:: Set task ::
Gather all lines in the entries below that include the word "seed".

:: Raw records ::
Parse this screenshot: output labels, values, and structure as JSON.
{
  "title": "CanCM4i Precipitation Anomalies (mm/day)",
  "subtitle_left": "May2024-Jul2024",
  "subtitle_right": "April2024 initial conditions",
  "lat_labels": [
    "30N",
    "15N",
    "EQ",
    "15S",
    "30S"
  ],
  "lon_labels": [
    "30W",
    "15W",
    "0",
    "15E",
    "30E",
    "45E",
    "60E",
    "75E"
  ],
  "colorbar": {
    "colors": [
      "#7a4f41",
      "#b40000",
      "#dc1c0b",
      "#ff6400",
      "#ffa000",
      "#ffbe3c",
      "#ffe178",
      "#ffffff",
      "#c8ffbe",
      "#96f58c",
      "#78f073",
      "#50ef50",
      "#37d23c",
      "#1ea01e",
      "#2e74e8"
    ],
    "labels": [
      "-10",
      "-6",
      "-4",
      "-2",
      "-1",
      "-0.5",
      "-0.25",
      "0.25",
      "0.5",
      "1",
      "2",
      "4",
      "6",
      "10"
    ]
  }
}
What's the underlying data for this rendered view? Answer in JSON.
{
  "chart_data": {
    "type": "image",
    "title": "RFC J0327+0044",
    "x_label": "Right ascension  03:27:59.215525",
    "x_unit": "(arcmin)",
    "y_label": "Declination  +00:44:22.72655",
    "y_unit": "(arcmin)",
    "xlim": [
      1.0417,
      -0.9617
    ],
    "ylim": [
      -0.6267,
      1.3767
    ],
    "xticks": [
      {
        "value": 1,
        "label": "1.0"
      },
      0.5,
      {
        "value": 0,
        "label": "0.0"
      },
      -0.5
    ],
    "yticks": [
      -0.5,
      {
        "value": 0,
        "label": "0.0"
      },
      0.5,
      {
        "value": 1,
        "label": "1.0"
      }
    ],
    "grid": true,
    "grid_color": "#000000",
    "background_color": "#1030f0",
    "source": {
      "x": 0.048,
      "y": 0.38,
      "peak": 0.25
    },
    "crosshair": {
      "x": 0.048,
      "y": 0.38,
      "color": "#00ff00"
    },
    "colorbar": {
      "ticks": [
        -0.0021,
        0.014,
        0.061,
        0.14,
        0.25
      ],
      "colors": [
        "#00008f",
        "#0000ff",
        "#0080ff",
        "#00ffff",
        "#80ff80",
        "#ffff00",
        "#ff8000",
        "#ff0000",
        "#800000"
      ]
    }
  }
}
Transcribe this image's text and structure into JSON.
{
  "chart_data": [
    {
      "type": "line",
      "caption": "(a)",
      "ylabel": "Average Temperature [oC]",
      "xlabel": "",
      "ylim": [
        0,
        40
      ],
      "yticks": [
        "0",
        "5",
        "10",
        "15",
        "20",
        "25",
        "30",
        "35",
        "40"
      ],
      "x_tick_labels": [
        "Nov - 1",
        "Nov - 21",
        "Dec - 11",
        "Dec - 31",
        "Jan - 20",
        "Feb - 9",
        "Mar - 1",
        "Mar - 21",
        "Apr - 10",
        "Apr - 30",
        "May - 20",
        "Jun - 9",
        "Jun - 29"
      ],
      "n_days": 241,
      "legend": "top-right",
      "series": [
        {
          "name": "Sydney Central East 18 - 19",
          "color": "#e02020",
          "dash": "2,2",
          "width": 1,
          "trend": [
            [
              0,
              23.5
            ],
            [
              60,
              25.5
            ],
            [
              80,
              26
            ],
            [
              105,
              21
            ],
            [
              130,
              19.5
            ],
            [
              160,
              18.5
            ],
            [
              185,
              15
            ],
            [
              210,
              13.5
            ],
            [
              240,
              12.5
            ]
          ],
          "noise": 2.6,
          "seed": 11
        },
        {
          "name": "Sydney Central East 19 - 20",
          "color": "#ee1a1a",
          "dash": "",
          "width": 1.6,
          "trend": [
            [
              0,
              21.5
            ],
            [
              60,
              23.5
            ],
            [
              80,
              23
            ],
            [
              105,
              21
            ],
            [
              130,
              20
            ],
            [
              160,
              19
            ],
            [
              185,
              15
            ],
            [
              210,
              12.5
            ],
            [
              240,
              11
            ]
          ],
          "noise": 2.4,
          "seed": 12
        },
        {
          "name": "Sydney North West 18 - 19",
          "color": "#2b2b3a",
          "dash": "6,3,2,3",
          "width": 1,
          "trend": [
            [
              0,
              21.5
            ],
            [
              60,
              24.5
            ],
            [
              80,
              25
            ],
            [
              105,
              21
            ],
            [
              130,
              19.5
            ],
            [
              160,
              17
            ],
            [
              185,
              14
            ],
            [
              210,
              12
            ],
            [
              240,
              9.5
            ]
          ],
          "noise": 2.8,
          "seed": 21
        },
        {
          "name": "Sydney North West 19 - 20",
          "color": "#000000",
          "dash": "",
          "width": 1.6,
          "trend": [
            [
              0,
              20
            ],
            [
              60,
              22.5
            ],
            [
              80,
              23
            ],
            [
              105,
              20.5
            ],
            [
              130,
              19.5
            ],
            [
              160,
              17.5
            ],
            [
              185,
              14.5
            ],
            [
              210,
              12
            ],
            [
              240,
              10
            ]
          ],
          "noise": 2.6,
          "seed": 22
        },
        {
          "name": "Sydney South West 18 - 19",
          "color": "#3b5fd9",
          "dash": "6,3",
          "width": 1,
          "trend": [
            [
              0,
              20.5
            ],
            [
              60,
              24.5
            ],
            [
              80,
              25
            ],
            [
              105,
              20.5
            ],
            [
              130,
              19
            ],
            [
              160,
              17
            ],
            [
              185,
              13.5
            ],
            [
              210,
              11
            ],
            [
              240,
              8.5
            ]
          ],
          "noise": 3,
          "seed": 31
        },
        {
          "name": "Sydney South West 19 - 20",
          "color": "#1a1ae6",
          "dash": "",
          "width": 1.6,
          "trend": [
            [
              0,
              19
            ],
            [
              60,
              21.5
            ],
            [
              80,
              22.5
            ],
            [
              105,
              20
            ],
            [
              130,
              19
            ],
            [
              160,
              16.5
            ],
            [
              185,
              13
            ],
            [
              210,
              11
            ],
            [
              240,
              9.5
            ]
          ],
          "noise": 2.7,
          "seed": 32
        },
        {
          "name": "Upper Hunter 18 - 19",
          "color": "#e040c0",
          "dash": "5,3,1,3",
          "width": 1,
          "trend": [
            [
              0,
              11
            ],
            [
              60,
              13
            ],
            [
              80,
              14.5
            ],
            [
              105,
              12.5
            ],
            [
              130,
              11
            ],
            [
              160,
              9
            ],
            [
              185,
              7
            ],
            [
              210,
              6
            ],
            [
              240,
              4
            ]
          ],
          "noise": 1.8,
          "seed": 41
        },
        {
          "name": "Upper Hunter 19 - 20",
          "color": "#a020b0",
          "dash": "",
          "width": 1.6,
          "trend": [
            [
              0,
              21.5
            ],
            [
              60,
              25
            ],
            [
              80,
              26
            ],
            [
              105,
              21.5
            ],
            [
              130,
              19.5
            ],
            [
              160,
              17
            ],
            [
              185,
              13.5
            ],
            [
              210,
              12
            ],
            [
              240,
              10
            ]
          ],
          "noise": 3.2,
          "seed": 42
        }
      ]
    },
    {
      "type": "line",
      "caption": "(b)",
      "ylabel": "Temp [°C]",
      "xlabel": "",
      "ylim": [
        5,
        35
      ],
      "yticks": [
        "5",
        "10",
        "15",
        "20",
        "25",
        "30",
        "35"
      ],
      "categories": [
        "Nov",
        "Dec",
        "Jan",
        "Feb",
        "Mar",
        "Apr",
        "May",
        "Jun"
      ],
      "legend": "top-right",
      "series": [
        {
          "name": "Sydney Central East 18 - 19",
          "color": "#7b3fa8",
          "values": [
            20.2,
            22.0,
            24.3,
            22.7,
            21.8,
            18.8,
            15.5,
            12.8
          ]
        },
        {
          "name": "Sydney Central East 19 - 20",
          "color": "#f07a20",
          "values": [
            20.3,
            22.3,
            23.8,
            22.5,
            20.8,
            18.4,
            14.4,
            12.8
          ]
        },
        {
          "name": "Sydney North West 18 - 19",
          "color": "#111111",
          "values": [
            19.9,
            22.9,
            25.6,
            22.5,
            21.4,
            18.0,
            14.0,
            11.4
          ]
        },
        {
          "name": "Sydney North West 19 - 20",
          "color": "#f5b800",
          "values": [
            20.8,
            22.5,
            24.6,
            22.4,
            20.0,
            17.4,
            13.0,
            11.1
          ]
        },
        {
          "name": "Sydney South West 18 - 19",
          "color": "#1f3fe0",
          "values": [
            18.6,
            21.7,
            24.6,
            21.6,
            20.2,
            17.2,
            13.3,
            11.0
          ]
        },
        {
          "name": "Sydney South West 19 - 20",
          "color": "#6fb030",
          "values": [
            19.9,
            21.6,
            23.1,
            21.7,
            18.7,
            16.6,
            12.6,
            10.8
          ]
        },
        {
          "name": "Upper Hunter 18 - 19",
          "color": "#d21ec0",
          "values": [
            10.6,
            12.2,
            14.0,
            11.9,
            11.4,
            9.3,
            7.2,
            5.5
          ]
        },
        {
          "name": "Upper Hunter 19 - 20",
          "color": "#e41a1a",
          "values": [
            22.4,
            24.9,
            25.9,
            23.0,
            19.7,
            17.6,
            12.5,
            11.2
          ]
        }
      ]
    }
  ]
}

:: Result ::
          "seed": 11
          "seed": 12
          "seed": 21
          "seed": 22
          "seed": 31
          "seed": 32
          "seed": 41
          "seed": 42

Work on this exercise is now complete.